Skip the pictures. Reproduce all other material exactly.

Dataset records:

=======

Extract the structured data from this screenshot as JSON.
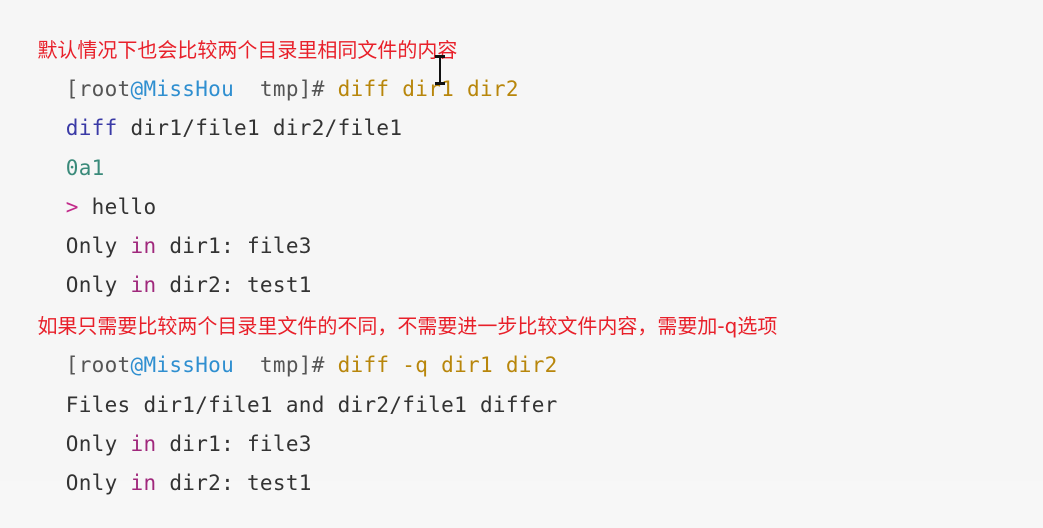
{
  "colors": {
    "note": "#e8202a",
    "user": "#555555",
    "host": "#2f8fd0",
    "path": "#555555",
    "command": "#b8860b",
    "keyword": "#3a3aa6",
    "text": "#333333",
    "diff_marker": "#c22a8a",
    "in_keyword": "#a0287c",
    "hunk": "#3a8a7a"
  },
  "lines": [
    {
      "segments": [
        {
          "text": "默认情况下也会比较两个目录里相同文件的内容",
          "role": "note"
        }
      ]
    },
    {
      "segments": [
        {
          "text": "[root",
          "role": "user"
        },
        {
          "text": "@MissHou",
          "role": "host"
        },
        {
          "text": "  tmp]# ",
          "role": "path"
        },
        {
          "text": "diff dir1 dir2",
          "role": "command"
        }
      ]
    },
    {
      "segments": [
        {
          "text": "diff",
          "role": "keyword"
        },
        {
          "text": " dir1/file1 dir2/file1",
          "role": "text"
        }
      ]
    },
    {
      "segments": [
        {
          "text": "0a1",
          "role": "hunk"
        }
      ]
    },
    {
      "segments": [
        {
          "text": ">",
          "role": "diff_marker"
        },
        {
          "text": " hello",
          "role": "text"
        }
      ]
    },
    {
      "segments": [
        {
          "text": "Only ",
          "role": "text"
        },
        {
          "text": "in",
          "role": "in_keyword"
        },
        {
          "text": " dir1: file3",
          "role": "text"
        }
      ]
    },
    {
      "segments": [
        {
          "text": "Only ",
          "role": "text"
        },
        {
          "text": "in",
          "role": "in_keyword"
        },
        {
          "text": " dir2: test1",
          "role": "text"
        }
      ]
    },
    {
      "segments": [
        {
          "text": "如果只需要比较两个目录里文件的不同，不需要进一步比较文件内容，需要加-q选项",
          "role": "note"
        }
      ]
    },
    {
      "segments": [
        {
          "text": "[root",
          "role": "user"
        },
        {
          "text": "@MissHou",
          "role": "host"
        },
        {
          "text": "  tmp]# ",
          "role": "path"
        },
        {
          "text": "diff -q dir1 dir2",
          "role": "command"
        }
      ]
    },
    {
      "segments": [
        {
          "text": "Files dir1/file1 and dir2/file1 differ",
          "role": "text"
        }
      ]
    },
    {
      "segments": [
        {
          "text": "Only ",
          "role": "text"
        },
        {
          "text": "in",
          "role": "in_keyword"
        },
        {
          "text": " dir1: file3",
          "role": "text"
        }
      ]
    },
    {
      "segments": [
        {
          "text": "Only ",
          "role": "text"
        },
        {
          "text": "in",
          "role": "in_keyword"
        },
        {
          "text": " dir2: test1",
          "role": "text"
        }
      ]
    }
  ],
  "cursor": {
    "icon": "text-cursor-icon"
  }
}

=======

Response:
Extract the structured data from this screenshot as JSON.
{
  "colors": {
    "note": "#e8202a",
    "user": "#555555",
    "host": "#2f8fd0",
    "path": "#555555",
    "command": "#b8860b",
    "keyword": "#3a3aa6",
    "text": "#333333",
    "diff_marker": "#c22a8a",
    "in_keyword": "#a0287c",
    "hunk": "#3a8a7a"
  },
  "lines": [
    {
      "segments": [
        {
          "text": "默认情况下也会比较两个目录里相同文件的内容",
          "role": "note"
        }
      ]
    },
    {
      "segments": [
        {
          "text": "[root",
          "role": "user"
        },
        {
          "text": "@MissHou",
          "role": "host"
        },
        {
          "text": "  tmp]# ",
          "role": "path"
        },
        {
          "text": "diff dir1 dir2",
          "role": "command"
        }
      ]
    },
    {
      "segments": [
        {
          "text": "diff",
          "role": "keyword"
        },
        {
          "text": " dir1/file1 dir2/file1",
          "role": "text"
        }
      ]
    },
    {
      "segments": [
        {
          "text": "0a1",
          "role": "hunk"
        }
      ]
    },
    {
      "segments": [
        {
          "text": ">",
          "role": "diff_marker"
        },
        {
          "text": " hello",
          "role": "text"
        }
      ]
    },
    {
      "segments": [
        {
          "text": "Only ",
          "role": "text"
        },
        {
          "text": "in",
          "role": "in_keyword"
        },
        {
          "text": " dir1: file3",
          "role": "text"
        }
      ]
    },
    {
      "segments": [
        {
          "text": "Only ",
          "role": "text"
        },
        {
          "text": "in",
          "role": "in_keyword"
        },
        {
          "text": " dir2: test1",
          "role": "text"
        }
      ]
    },
    {
      "segments": [
        {
          "text": "如果只需要比较两个目录里文件的不同，不需要进一步比较文件内容，需要加-q选项",
          "role": "note"
        }
      ]
    },
    {
      "segments": [
        {
          "text": "[root",
          "role": "user"
        },
        {
          "text": "@MissHou",
          "role": "host"
        },
        {
          "text": "  tmp]# ",
          "role": "path"
        },
        {
          "text": "diff -q dir1 dir2",
          "role": "command"
        }
      ]
    },
    {
      "segments": [
        {
          "text": "Files dir1/file1 and dir2/file1 differ",
          "role": "text"
        }
      ]
    },
    {
      "segments": [
        {
          "text": "Only ",
          "role": "text"
        },
        {
          "text": "in",
          "role": "in_keyword"
        },
        {
          "text": " dir1: file3",
          "role": "text"
        }
      ]
    },
    {
      "segments": [
        {
          "text": "Only ",
          "role": "text"
        },
        {
          "text": "in",
          "role": "in_keyword"
        },
        {
          "text": " dir2: test1",
          "role": "text"
        }
      ]
    }
  ],
  "cursor": {
    "icon": "text-cursor-icon"
  }
}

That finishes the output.